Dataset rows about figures
+ + + + +

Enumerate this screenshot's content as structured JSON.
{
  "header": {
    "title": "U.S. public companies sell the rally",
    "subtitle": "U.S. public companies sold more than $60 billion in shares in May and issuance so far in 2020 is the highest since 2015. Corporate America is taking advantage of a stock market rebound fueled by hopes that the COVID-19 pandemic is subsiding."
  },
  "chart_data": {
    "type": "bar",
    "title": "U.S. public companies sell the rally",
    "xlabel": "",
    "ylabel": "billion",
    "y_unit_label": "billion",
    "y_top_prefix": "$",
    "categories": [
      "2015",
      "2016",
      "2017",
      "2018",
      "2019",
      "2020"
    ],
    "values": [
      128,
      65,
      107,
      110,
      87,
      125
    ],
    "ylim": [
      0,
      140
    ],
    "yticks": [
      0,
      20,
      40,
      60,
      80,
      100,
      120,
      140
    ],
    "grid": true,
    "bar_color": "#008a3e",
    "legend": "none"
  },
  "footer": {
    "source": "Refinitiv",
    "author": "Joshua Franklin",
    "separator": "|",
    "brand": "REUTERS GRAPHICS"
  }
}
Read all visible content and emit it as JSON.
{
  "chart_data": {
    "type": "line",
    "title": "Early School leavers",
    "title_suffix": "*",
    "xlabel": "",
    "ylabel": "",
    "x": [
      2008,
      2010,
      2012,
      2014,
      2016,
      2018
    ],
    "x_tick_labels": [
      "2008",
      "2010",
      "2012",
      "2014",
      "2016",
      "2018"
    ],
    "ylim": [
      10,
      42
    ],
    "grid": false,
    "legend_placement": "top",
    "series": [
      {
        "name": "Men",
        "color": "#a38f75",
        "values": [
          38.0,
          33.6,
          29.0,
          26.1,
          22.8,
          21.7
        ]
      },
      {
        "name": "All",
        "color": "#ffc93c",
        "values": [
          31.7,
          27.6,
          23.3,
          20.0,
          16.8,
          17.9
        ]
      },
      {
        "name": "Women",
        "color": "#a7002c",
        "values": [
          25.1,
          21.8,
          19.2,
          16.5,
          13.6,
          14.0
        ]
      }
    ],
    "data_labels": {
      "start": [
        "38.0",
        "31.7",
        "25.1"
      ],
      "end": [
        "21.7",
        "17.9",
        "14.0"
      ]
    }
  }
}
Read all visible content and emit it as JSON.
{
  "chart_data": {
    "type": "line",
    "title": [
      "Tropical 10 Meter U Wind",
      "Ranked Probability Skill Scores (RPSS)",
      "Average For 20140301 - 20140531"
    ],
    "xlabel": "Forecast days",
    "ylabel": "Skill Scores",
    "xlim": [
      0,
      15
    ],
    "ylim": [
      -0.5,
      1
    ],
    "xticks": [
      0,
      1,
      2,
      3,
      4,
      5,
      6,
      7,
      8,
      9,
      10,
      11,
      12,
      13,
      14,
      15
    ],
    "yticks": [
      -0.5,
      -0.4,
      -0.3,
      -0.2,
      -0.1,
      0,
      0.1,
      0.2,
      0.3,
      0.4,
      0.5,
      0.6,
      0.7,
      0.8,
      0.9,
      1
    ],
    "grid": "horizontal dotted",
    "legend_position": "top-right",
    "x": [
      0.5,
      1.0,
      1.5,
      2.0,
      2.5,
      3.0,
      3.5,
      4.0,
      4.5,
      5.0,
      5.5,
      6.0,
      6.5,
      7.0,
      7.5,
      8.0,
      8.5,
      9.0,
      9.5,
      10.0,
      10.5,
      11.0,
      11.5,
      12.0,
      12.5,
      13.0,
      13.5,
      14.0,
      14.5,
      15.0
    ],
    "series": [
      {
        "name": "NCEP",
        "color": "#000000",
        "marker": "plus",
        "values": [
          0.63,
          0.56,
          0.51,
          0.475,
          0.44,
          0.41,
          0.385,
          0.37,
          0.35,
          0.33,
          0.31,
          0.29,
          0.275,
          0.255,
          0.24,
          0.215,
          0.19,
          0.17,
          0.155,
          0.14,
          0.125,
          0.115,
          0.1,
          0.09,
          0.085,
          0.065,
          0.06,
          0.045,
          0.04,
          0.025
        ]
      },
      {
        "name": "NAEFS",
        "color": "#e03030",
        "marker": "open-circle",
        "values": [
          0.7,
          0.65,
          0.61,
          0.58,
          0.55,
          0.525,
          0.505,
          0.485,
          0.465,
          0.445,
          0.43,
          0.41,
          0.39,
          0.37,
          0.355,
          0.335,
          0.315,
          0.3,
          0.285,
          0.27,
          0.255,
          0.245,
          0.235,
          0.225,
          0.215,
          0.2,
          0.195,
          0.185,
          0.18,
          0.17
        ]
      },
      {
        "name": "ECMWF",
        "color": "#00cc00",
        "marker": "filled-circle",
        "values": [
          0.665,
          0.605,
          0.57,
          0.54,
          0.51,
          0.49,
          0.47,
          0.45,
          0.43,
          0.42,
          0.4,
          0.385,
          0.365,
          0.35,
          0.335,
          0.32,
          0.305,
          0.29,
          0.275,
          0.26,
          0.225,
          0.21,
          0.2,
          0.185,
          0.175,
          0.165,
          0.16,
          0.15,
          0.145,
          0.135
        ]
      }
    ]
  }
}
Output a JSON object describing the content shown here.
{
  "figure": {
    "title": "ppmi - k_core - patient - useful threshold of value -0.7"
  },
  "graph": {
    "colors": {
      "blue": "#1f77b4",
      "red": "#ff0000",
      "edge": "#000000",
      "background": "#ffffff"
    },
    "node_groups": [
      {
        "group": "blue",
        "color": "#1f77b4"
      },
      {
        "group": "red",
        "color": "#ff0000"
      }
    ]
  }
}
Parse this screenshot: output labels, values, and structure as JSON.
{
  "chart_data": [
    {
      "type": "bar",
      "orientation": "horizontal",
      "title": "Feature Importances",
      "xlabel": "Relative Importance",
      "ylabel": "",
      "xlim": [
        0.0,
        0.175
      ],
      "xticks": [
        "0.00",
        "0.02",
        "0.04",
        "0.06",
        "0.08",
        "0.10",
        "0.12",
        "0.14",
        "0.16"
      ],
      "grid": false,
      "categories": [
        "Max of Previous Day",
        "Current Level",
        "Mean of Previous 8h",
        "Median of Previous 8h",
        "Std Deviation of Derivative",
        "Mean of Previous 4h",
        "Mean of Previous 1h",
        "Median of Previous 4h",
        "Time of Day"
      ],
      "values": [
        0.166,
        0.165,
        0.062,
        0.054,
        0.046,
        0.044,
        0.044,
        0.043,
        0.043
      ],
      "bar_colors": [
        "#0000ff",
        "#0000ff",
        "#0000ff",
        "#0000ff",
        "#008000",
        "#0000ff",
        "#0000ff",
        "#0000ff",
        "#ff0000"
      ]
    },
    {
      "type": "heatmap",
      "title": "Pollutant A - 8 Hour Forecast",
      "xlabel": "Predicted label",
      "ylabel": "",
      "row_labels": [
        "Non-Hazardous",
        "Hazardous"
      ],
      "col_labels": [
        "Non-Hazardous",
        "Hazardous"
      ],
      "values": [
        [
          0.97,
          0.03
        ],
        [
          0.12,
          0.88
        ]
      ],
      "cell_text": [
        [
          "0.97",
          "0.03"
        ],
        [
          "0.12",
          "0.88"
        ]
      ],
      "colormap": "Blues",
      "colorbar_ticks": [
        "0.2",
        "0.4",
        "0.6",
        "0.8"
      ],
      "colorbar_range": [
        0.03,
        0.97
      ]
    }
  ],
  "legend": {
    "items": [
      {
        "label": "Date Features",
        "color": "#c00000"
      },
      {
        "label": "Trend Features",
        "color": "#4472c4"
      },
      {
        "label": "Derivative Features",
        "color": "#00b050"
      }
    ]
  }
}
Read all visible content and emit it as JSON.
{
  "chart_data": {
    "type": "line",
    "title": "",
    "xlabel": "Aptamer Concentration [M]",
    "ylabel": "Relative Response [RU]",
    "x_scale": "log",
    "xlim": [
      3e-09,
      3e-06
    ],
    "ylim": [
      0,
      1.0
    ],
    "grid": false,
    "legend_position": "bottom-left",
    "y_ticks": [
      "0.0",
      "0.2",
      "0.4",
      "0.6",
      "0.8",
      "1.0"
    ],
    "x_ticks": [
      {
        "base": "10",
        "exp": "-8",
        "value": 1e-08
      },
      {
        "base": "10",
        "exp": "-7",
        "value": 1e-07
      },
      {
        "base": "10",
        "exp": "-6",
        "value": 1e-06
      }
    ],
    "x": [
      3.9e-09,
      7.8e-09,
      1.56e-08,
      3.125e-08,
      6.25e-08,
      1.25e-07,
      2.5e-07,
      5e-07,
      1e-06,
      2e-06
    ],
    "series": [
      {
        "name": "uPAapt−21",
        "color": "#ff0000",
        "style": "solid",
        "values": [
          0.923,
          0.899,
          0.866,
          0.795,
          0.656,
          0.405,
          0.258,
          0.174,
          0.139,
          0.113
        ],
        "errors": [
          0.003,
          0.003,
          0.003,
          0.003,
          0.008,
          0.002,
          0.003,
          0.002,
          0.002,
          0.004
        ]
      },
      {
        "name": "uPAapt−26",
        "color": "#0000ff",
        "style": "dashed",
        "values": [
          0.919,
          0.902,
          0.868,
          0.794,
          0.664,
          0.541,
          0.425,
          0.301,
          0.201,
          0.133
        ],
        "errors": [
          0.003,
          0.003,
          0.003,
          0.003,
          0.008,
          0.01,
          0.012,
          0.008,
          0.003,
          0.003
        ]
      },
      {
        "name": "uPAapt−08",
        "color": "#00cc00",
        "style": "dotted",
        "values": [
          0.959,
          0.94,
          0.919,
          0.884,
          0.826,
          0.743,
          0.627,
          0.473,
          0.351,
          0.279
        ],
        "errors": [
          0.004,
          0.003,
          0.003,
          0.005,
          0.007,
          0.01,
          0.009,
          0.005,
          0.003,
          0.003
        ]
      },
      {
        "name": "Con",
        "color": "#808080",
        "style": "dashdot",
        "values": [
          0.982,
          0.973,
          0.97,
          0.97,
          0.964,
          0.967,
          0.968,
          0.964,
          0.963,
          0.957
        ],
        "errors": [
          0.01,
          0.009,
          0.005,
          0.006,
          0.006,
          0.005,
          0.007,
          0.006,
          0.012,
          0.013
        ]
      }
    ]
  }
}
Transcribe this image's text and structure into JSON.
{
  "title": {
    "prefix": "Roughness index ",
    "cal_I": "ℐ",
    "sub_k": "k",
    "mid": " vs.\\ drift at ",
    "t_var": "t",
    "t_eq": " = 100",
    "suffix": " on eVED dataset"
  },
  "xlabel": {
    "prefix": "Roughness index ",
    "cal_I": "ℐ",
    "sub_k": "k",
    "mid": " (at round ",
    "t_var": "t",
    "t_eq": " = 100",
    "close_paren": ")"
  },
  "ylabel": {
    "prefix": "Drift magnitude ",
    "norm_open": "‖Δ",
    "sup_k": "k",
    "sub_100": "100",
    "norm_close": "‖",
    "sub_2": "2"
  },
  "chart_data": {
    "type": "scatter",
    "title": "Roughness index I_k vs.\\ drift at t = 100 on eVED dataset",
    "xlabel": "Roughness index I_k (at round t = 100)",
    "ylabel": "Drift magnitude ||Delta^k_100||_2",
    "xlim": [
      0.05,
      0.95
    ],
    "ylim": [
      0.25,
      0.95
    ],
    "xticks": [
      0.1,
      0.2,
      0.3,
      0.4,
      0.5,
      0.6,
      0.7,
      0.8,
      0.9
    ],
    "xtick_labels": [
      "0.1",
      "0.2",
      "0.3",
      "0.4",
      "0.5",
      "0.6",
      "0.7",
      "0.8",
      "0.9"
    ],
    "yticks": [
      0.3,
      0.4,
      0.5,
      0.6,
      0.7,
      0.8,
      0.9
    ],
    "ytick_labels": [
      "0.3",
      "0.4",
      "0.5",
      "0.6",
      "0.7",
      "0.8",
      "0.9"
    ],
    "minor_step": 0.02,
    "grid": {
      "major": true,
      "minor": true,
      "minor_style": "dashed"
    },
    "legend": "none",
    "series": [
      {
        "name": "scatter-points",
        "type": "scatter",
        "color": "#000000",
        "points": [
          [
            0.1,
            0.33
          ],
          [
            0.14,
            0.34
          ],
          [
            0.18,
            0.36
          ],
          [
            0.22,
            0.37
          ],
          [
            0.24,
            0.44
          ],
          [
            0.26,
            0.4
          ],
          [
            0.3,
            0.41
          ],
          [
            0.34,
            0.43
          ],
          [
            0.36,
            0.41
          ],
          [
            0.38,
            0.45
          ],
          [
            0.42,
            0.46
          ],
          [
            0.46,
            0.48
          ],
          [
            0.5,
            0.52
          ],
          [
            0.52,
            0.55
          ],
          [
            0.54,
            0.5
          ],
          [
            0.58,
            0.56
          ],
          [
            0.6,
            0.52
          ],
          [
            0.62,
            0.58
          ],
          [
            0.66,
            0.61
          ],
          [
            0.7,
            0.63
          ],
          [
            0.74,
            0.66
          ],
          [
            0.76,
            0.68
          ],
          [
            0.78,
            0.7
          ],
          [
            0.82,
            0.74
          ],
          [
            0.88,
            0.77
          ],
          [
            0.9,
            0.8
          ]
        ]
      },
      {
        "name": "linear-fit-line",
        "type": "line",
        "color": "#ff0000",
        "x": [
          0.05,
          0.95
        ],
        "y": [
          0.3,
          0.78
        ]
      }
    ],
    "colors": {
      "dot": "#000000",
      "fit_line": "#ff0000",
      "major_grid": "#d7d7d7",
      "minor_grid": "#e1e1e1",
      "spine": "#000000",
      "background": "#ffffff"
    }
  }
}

+ + + + +

The exercise: Count each line above in which the string "xlabel" appears, then state only the total.

Exercise result: 8